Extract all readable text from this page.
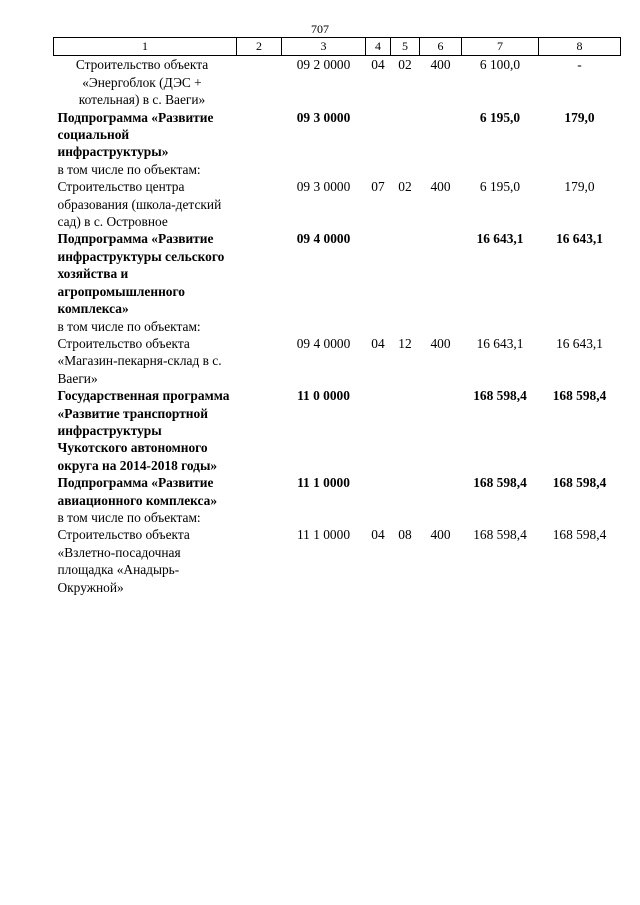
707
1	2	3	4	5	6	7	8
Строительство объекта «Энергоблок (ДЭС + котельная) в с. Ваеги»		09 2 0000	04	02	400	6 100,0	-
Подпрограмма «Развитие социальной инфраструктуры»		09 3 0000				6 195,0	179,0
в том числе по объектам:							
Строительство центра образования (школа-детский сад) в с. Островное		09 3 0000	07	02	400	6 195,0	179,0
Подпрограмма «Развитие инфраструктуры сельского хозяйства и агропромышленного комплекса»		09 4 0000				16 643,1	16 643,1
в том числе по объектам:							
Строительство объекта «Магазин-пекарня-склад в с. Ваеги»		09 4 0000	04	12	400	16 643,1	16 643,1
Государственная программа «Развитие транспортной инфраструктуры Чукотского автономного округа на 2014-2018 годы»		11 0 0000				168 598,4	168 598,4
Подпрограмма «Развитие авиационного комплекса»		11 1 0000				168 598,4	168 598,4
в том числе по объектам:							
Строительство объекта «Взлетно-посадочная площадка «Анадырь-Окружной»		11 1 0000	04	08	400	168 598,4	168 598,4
----
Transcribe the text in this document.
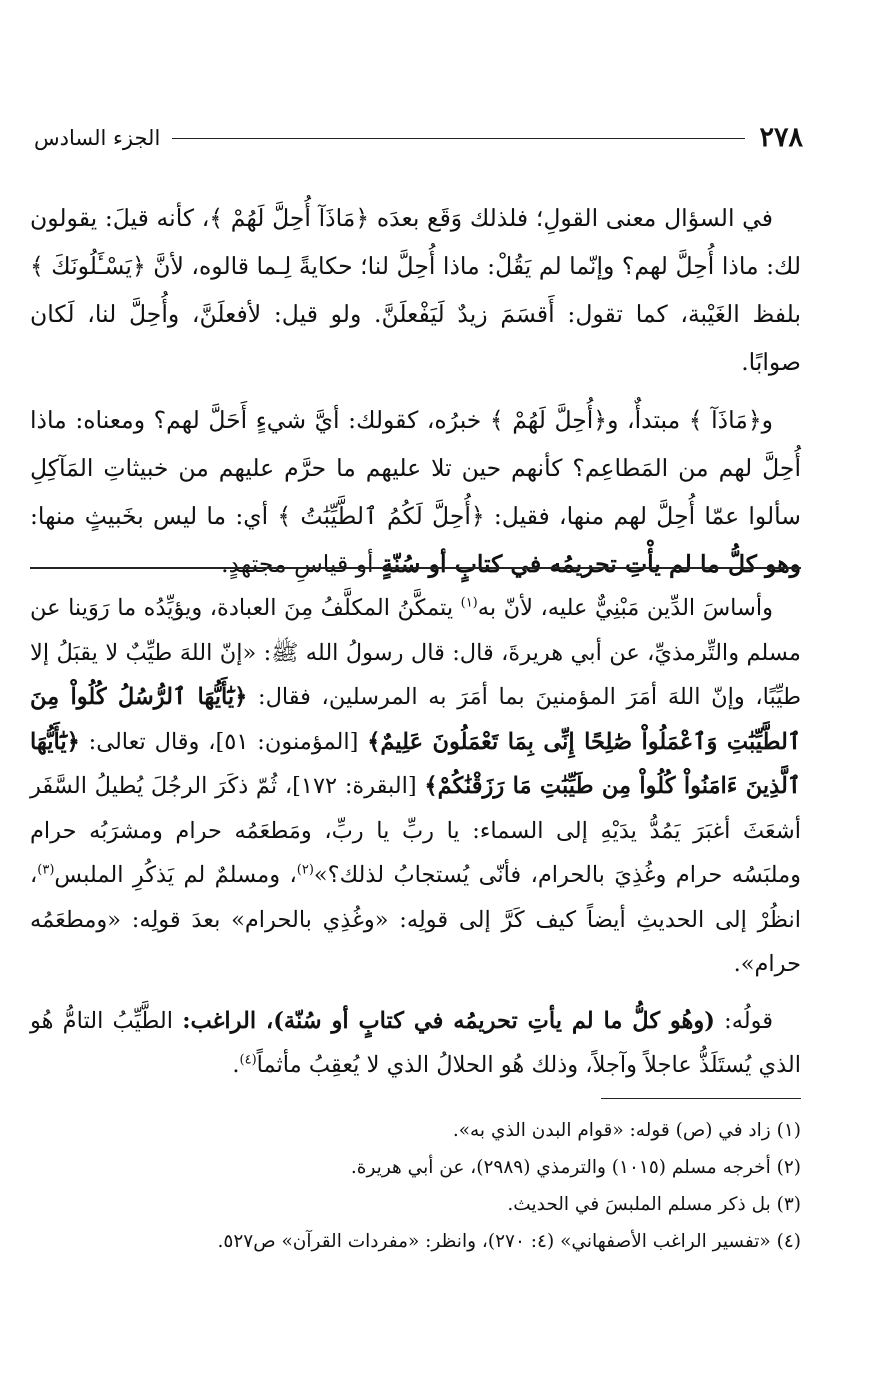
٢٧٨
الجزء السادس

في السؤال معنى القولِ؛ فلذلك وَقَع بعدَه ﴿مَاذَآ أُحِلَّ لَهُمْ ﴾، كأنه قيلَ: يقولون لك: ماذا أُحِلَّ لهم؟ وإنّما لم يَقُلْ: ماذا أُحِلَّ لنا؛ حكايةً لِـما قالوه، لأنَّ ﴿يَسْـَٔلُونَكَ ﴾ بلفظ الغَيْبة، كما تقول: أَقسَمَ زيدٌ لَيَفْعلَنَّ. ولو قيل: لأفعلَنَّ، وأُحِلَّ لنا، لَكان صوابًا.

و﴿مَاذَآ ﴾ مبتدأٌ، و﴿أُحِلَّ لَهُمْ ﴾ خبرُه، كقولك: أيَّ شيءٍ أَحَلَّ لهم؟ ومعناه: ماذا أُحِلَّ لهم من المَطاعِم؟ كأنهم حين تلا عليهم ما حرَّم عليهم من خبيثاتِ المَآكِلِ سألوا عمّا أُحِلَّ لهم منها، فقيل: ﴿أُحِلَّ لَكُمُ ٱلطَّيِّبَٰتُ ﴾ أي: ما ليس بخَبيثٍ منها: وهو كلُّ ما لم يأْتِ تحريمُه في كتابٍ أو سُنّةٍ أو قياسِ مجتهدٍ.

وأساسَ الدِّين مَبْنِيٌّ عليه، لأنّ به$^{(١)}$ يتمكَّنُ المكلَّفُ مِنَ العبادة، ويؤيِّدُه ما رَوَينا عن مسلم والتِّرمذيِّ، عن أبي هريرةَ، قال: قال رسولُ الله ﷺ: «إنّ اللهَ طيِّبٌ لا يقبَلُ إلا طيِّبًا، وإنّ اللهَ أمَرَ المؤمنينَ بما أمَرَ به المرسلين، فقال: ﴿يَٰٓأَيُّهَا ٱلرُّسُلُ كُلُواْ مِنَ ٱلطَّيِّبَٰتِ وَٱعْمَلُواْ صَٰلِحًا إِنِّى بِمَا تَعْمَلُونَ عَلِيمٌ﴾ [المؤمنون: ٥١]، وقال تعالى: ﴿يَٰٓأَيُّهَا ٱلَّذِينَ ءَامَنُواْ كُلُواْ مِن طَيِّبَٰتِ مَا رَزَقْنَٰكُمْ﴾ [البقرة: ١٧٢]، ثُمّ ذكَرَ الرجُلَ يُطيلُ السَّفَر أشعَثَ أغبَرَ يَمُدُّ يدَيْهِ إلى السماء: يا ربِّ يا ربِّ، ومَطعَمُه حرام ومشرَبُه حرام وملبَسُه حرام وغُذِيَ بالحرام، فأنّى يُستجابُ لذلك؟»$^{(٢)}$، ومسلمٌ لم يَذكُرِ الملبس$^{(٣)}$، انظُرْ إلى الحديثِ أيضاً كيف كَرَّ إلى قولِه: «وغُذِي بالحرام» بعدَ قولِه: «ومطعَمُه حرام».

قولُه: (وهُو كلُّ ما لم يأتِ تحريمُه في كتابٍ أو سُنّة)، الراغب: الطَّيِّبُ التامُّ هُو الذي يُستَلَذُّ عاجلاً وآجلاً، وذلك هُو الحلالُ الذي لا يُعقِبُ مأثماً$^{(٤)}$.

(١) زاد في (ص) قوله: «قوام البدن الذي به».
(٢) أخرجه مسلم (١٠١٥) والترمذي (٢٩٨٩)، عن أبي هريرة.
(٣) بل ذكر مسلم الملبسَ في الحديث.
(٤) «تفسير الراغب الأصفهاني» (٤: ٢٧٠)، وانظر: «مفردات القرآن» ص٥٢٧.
----
## What is needed
In the records above, collect each line with "تحريم".

## Response to this task
و﴿مَاذَآ ﴾ مبتدأٌ، و﴿أُحِلَّ لَهُمْ ﴾ خبرُه، كقولك: أيَّ شيءٍ أَحَلَّ لهم؟ ومعناه: ماذا أُحِلَّ لهم من المَطاعِم؟ كأنهم حين تلا عليهم ما حرَّم عليهم من خبيثاتِ المَآكِلِ سألوا عمّا أُحِلَّ لهم منها، فقيل: ﴿أُحِلَّ لَكُمُ ٱلطَّيِّبَٰتُ ﴾ أي: ما ليس بخَبيثٍ منها: وهو كلُّ ما لم يأْتِ تحريمُه في كتابٍ أو سُنّةٍ أو قياسِ مجتهدٍ.
قولُه: (وهُو كلُّ ما لم يأتِ تحريمُه في كتابٍ أو سُنّة)، الراغب: الطَّيِّبُ التامُّ هُو الذي يُستَلَذُّ عاجلاً وآجلاً، وذلك هُو الحلالُ الذي لا يُعقِبُ مأثماً$^{(٤)}$.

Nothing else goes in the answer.